Instructions for the task>
Look through the lines and report how many include the word "subtitle", giving nothing but the number.

(Records about charts and figures)
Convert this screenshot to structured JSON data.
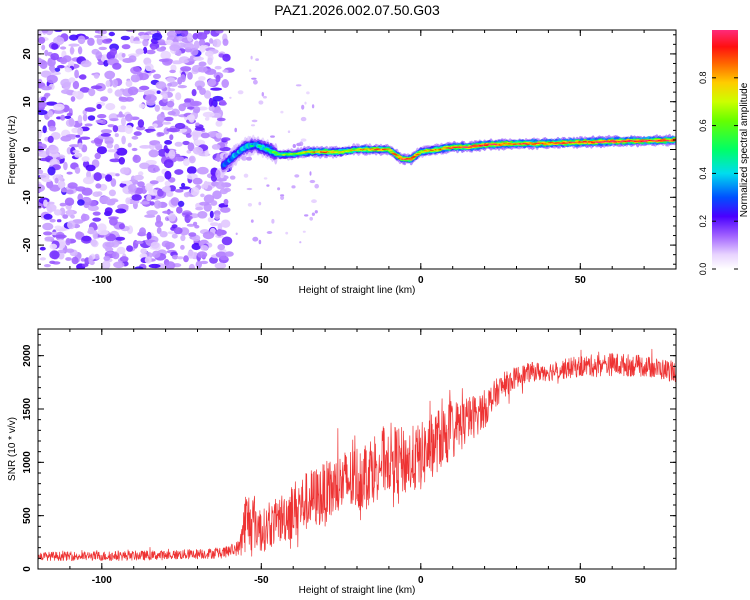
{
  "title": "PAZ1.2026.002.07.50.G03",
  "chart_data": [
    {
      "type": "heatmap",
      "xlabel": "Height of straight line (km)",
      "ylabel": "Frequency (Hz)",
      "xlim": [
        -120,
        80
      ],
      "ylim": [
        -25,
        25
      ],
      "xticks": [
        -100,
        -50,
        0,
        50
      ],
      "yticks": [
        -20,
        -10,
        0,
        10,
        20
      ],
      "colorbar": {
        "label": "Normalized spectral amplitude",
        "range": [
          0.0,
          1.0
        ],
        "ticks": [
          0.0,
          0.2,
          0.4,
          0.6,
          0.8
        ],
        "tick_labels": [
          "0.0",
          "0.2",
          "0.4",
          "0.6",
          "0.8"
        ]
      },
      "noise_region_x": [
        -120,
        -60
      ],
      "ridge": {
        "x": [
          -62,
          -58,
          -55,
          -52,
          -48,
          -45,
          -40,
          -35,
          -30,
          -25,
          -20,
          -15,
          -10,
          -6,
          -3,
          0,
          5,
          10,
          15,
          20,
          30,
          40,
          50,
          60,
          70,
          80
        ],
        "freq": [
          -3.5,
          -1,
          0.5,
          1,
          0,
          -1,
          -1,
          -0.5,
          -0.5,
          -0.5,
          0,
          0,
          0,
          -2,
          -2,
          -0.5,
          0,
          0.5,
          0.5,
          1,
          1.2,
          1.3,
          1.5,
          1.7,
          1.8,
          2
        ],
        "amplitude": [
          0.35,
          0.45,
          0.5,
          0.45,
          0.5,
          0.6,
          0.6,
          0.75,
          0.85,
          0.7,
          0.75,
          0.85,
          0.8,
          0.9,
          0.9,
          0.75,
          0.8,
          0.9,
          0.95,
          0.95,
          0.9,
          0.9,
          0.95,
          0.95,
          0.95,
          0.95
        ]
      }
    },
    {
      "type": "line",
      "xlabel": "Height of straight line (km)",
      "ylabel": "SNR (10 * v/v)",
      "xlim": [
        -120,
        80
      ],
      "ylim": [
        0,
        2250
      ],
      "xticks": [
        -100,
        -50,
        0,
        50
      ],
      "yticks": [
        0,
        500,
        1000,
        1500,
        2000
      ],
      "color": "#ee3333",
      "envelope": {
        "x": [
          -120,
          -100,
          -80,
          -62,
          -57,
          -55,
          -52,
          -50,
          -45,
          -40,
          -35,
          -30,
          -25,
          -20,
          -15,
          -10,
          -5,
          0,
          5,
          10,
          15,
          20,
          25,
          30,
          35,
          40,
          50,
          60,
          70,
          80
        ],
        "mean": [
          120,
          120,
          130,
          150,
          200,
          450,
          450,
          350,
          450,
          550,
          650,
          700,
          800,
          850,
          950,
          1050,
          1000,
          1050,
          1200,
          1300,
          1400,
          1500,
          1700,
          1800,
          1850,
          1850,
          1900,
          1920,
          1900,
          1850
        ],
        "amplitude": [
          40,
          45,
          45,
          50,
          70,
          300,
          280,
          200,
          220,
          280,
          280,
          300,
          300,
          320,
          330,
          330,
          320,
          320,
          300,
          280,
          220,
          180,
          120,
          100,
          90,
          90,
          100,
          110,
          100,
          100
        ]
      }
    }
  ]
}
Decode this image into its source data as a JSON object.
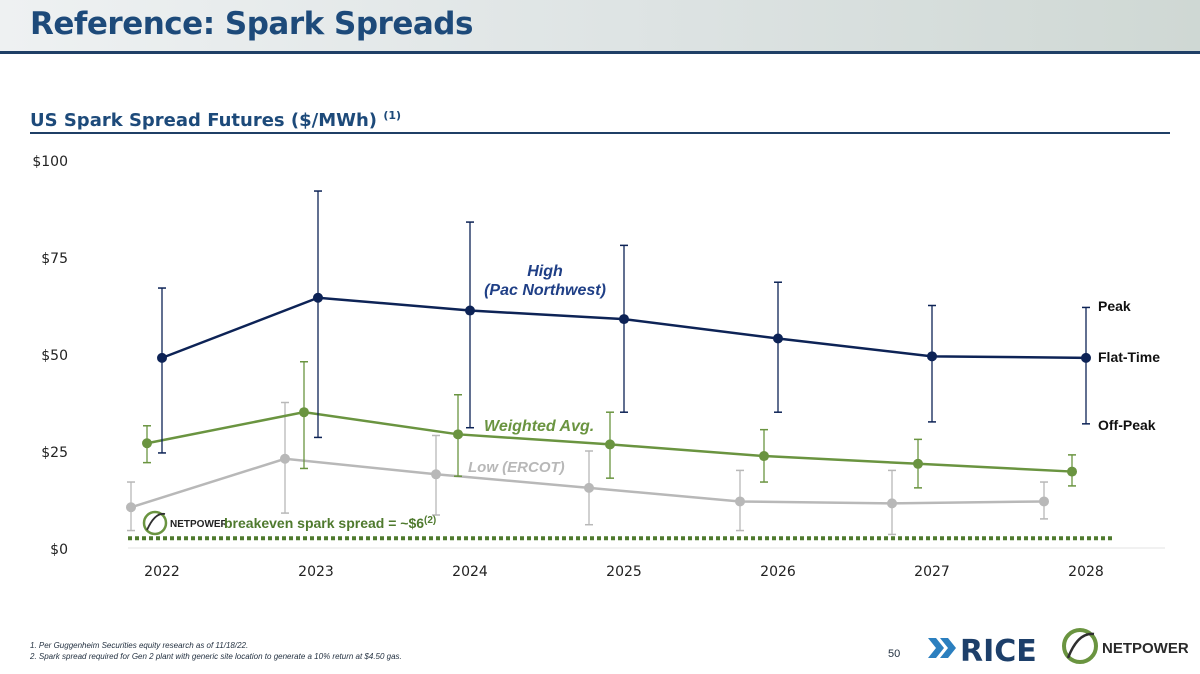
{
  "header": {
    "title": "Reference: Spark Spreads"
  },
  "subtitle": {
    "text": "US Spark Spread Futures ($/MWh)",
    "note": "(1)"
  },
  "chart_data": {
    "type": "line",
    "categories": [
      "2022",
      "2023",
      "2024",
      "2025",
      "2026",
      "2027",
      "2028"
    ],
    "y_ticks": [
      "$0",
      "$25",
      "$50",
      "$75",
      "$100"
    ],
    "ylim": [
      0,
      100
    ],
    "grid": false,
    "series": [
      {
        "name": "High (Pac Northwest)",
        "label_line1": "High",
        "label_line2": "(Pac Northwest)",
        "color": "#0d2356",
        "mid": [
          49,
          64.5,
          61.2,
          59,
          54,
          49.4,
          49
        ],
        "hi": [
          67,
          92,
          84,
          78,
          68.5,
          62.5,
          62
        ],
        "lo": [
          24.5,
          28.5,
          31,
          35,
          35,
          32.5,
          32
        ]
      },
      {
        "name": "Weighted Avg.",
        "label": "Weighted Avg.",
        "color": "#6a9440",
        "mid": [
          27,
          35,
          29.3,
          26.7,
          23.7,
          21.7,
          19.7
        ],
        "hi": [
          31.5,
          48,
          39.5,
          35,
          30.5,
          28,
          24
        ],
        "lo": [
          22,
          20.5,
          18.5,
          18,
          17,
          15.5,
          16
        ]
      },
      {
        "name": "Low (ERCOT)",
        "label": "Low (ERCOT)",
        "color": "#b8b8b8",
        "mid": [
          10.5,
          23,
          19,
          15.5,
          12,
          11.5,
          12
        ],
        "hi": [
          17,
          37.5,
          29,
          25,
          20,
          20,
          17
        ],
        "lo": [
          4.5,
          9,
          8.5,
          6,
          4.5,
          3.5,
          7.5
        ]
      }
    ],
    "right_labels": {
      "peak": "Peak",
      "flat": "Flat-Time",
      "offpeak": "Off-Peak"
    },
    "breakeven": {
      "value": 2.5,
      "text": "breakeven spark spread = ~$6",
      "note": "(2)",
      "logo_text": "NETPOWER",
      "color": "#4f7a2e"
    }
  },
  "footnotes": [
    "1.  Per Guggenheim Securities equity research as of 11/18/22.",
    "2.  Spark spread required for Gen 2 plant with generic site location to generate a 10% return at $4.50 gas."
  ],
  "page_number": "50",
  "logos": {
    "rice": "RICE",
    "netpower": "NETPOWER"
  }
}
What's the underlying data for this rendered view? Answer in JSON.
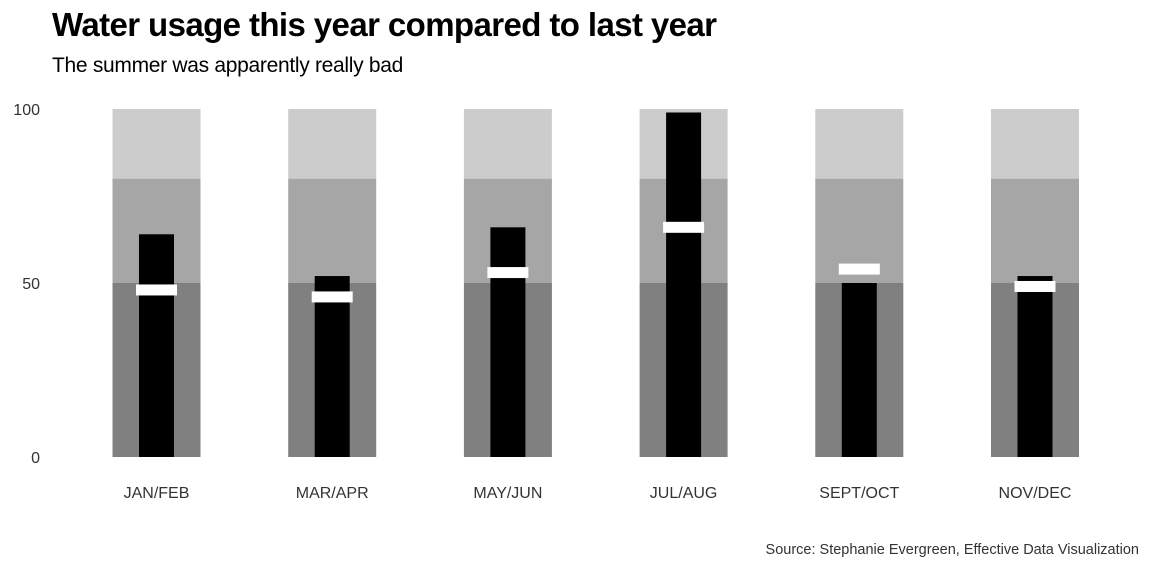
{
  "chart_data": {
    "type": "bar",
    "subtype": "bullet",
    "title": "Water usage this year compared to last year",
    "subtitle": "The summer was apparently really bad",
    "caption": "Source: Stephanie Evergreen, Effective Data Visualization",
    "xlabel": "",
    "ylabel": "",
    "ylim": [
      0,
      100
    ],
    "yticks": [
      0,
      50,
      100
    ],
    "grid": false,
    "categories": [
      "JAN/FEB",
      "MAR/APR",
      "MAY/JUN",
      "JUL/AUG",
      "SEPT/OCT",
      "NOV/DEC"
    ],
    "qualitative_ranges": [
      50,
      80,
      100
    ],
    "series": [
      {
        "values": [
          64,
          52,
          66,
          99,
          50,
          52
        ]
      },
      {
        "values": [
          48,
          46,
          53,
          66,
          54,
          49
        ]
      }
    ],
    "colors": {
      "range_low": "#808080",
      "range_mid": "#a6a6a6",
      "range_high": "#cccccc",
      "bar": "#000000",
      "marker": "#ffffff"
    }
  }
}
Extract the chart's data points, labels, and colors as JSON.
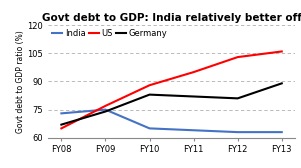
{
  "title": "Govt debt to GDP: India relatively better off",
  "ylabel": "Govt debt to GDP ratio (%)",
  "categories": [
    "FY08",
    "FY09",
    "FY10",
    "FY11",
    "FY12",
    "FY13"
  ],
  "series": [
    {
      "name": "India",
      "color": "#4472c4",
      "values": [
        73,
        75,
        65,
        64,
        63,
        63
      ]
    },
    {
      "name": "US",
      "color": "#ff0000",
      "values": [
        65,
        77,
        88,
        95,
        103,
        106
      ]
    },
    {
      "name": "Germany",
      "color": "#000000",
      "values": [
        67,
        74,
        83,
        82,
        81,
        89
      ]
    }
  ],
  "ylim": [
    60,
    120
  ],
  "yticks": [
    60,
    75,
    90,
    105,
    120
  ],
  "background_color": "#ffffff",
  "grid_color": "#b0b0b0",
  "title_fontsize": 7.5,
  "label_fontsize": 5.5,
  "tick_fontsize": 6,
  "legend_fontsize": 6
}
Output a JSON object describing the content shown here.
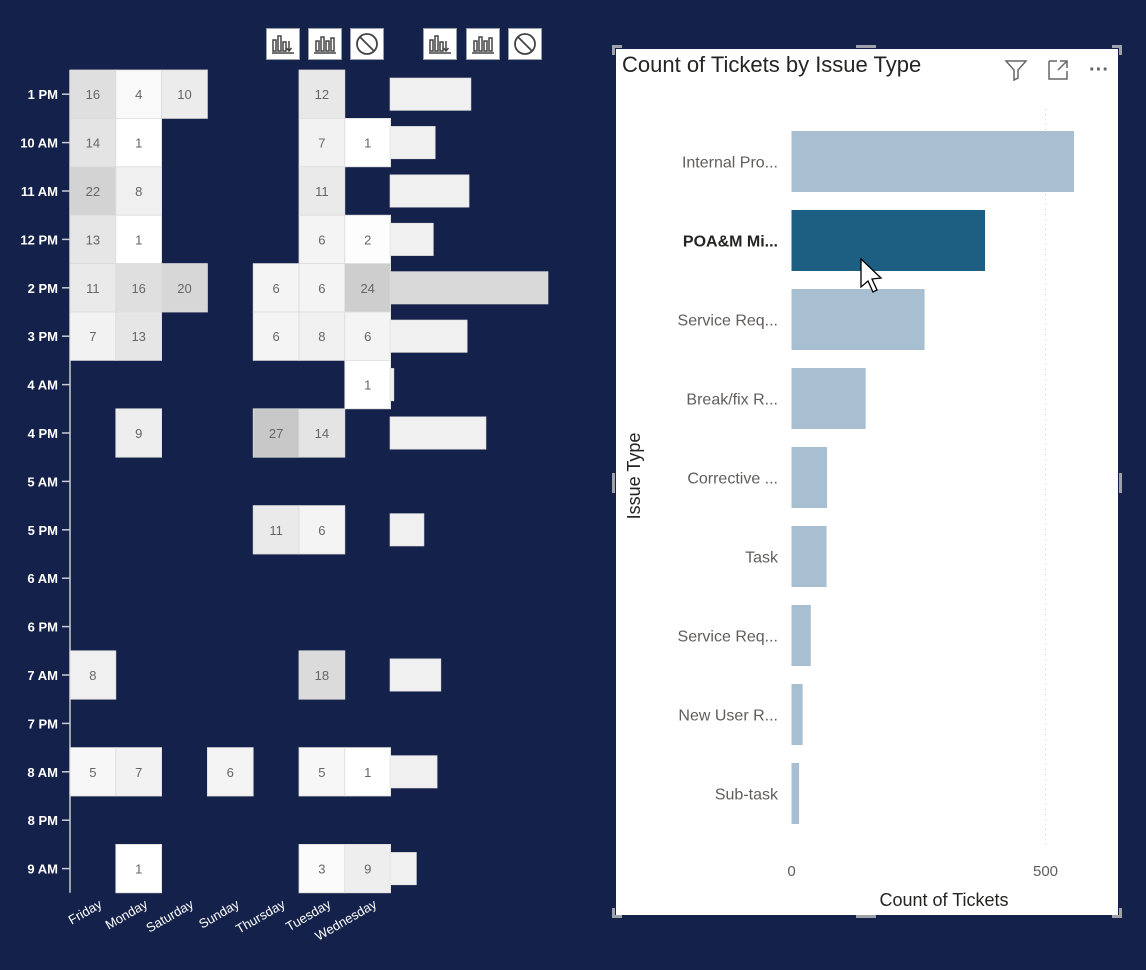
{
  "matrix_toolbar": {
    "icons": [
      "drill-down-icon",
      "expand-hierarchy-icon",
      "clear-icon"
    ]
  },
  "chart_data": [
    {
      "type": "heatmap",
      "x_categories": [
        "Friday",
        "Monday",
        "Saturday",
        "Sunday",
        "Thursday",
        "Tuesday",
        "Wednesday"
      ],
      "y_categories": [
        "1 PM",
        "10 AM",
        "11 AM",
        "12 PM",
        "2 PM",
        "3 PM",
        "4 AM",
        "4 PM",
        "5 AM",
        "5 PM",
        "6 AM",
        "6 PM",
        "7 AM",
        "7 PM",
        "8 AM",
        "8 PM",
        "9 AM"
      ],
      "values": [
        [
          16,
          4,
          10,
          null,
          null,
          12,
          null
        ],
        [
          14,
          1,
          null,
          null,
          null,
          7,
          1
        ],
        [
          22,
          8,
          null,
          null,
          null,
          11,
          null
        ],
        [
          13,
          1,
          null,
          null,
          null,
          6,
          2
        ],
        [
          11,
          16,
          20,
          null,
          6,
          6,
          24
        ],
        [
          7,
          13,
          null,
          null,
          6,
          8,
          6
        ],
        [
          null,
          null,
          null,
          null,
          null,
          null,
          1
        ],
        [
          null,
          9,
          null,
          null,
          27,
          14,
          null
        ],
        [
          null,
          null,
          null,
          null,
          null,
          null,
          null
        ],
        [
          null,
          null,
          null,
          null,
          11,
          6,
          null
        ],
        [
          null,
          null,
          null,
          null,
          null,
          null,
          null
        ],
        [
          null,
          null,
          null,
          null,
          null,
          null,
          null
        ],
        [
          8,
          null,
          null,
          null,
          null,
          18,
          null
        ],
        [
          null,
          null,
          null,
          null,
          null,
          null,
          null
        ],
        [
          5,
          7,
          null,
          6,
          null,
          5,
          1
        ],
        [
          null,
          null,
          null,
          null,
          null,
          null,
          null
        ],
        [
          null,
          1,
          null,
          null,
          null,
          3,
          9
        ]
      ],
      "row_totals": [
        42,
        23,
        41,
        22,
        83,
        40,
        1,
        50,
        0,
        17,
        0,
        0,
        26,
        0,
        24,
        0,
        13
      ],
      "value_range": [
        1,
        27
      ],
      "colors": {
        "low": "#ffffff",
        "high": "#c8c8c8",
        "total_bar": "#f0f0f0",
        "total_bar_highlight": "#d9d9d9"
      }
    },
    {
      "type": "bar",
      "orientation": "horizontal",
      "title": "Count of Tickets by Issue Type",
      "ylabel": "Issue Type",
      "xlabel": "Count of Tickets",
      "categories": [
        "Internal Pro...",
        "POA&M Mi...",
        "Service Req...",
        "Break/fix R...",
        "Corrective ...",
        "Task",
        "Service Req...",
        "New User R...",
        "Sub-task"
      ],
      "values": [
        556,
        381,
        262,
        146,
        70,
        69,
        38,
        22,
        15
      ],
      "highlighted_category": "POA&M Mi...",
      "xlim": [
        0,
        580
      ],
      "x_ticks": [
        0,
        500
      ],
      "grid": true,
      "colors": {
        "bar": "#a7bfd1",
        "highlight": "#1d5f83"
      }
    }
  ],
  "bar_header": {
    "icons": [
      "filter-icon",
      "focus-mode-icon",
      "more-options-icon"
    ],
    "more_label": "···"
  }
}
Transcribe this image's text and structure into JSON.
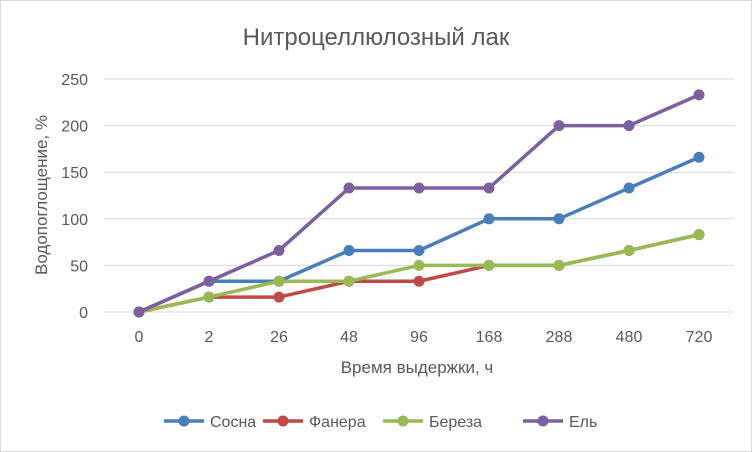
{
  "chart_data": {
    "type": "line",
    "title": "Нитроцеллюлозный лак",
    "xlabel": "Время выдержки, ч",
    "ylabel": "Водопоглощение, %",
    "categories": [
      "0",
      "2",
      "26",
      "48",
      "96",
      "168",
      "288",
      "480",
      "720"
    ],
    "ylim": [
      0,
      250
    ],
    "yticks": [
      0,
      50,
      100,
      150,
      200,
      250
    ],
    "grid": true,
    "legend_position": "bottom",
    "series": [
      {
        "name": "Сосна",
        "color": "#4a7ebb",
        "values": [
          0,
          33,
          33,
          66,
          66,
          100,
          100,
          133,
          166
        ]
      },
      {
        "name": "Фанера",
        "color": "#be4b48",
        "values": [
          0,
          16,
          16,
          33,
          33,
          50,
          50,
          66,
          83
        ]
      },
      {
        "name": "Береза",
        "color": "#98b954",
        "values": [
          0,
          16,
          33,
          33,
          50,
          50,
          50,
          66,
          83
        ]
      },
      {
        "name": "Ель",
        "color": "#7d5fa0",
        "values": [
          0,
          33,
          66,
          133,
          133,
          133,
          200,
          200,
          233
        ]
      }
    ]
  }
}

Right answer>
2